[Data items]

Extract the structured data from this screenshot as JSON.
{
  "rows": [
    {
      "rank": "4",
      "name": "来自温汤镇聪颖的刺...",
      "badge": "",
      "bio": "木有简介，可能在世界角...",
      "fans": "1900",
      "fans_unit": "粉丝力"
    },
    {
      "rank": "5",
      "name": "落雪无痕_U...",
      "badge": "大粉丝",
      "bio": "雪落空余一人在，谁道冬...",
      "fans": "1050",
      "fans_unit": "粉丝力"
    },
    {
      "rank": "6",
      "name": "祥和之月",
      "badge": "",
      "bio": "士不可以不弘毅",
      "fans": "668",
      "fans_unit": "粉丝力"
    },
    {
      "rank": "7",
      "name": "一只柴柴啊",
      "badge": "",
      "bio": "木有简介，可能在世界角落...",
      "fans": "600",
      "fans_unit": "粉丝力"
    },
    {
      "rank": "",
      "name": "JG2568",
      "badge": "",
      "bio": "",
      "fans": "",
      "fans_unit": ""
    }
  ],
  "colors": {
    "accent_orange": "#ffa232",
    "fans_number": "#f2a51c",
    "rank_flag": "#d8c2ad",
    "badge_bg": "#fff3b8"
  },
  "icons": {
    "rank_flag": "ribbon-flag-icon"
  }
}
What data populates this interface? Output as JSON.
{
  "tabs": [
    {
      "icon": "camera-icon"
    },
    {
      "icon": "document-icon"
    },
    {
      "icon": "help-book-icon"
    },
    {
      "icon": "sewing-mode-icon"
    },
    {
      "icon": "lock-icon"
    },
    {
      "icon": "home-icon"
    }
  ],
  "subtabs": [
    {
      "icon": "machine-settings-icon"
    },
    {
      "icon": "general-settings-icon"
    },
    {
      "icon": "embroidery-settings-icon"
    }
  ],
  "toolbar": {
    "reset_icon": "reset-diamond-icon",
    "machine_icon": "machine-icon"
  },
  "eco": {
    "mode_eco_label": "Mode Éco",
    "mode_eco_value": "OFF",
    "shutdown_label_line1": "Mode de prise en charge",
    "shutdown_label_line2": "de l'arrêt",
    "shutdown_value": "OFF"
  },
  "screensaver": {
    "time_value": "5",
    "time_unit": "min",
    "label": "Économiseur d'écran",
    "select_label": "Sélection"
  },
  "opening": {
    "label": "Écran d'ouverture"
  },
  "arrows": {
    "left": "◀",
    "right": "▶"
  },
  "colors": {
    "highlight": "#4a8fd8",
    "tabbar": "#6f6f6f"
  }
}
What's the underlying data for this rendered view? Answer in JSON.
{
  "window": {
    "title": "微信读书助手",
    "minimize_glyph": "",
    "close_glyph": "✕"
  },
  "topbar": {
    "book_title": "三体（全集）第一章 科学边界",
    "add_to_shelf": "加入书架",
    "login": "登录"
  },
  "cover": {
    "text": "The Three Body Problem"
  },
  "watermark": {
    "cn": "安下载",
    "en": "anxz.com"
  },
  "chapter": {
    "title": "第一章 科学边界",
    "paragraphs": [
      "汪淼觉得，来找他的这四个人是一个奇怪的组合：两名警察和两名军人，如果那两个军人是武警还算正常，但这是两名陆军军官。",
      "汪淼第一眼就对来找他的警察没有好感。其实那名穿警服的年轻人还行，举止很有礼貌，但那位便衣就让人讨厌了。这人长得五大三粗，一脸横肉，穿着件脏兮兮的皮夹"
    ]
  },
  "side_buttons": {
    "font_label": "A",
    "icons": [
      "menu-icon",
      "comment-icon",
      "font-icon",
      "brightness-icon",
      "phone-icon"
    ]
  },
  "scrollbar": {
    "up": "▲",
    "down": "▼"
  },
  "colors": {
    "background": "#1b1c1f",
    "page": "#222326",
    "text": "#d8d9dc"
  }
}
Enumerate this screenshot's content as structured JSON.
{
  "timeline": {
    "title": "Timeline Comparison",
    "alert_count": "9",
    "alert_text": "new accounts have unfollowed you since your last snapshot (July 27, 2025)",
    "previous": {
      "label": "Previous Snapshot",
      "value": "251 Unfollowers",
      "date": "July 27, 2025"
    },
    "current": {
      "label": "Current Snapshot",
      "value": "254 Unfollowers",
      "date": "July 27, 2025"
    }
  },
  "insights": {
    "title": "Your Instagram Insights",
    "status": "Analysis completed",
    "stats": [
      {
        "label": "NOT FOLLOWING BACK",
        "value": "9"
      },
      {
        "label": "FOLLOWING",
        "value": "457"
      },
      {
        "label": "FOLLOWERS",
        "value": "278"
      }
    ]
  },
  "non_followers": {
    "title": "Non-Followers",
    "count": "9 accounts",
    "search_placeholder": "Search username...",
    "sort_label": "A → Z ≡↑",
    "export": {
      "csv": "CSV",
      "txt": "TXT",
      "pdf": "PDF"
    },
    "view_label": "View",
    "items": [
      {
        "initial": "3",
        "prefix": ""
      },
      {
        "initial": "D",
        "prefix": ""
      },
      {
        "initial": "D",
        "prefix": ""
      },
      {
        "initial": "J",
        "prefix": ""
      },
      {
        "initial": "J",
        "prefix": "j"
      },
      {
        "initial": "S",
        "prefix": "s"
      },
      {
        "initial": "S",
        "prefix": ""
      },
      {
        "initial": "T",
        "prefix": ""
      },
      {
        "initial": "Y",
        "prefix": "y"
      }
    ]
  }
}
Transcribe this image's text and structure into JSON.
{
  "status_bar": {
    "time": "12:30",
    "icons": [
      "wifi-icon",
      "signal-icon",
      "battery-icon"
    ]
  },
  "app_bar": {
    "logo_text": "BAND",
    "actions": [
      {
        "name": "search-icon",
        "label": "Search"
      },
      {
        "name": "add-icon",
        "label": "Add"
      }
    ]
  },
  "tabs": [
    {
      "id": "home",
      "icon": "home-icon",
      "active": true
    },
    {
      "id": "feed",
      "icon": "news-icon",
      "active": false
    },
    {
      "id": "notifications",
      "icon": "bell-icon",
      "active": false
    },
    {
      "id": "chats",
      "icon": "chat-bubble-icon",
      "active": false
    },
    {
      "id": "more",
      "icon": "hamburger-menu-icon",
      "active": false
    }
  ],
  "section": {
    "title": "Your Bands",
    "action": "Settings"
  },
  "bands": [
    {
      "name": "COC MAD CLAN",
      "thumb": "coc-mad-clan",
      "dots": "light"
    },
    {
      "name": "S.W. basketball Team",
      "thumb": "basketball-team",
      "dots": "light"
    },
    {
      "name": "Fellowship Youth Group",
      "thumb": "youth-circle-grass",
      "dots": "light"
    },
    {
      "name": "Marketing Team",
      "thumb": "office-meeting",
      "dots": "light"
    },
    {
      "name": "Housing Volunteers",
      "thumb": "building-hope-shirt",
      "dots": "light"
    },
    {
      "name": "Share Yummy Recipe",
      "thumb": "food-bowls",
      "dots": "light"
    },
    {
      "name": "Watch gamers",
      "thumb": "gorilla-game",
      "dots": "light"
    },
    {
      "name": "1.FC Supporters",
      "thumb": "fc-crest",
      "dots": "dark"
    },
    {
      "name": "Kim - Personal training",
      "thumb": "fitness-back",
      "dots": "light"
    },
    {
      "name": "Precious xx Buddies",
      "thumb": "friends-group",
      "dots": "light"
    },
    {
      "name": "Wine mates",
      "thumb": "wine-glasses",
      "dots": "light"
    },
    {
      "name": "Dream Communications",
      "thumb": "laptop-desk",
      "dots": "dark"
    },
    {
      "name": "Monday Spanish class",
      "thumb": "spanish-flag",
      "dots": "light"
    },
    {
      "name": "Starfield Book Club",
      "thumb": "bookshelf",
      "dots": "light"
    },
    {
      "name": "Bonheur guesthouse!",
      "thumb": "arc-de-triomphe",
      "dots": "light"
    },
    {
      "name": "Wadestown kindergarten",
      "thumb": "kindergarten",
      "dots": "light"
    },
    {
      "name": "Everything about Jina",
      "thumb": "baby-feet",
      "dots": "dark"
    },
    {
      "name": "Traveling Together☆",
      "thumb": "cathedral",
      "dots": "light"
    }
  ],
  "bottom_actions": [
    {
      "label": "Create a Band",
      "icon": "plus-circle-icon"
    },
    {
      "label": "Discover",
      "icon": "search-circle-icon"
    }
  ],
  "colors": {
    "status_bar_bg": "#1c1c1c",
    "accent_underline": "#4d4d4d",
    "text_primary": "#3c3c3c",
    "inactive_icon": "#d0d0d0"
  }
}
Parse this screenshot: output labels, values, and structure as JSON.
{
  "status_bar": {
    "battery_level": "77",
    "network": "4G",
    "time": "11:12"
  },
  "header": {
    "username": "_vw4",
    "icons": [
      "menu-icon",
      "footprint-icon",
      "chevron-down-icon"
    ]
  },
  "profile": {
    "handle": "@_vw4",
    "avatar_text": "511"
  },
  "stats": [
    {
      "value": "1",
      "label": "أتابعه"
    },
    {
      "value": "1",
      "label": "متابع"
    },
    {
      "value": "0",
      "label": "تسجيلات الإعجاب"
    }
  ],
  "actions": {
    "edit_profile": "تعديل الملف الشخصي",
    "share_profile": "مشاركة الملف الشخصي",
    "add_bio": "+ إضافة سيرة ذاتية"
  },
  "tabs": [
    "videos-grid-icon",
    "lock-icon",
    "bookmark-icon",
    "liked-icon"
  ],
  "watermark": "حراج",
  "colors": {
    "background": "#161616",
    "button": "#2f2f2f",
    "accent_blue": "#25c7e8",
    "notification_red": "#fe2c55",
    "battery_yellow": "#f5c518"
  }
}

▸ **Goal of the exercise**: Give back exactly the lines from the line containing "Parse this screenshot: output" to the end of the entries, and no other lines.

▸ **Output below**:
Parse this screenshot: output labels, values, and structure as JSON.
{
  "status_bar": {
    "battery_level": "77",
    "network": "4G",
    "time": "11:12"
  },
  "header": {
    "username": "_vw4",
    "icons": [
      "menu-icon",
      "footprint-icon",
      "chevron-down-icon"
    ]
  },
  "profile": {
    "handle": "@_vw4",
    "avatar_text": "511"
  },
  "stats": [
    {
      "value": "1",
      "label": "أتابعه"
    },
    {
      "value": "1",
      "label": "متابع"
    },
    {
      "value": "0",
      "label": "تسجيلات الإعجاب"
    }
  ],
  "actions": {
    "edit_profile": "تعديل الملف الشخصي",
    "share_profile": "مشاركة الملف الشخصي",
    "add_bio": "+ إضافة سيرة ذاتية"
  },
  "tabs": [
    "videos-grid-icon",
    "lock-icon",
    "bookmark-icon",
    "liked-icon"
  ],
  "watermark": "حراج",
  "colors": {
    "background": "#161616",
    "button": "#2f2f2f",
    "accent_blue": "#25c7e8",
    "notification_red": "#fe2c55",
    "battery_yellow": "#f5c518"
  }
}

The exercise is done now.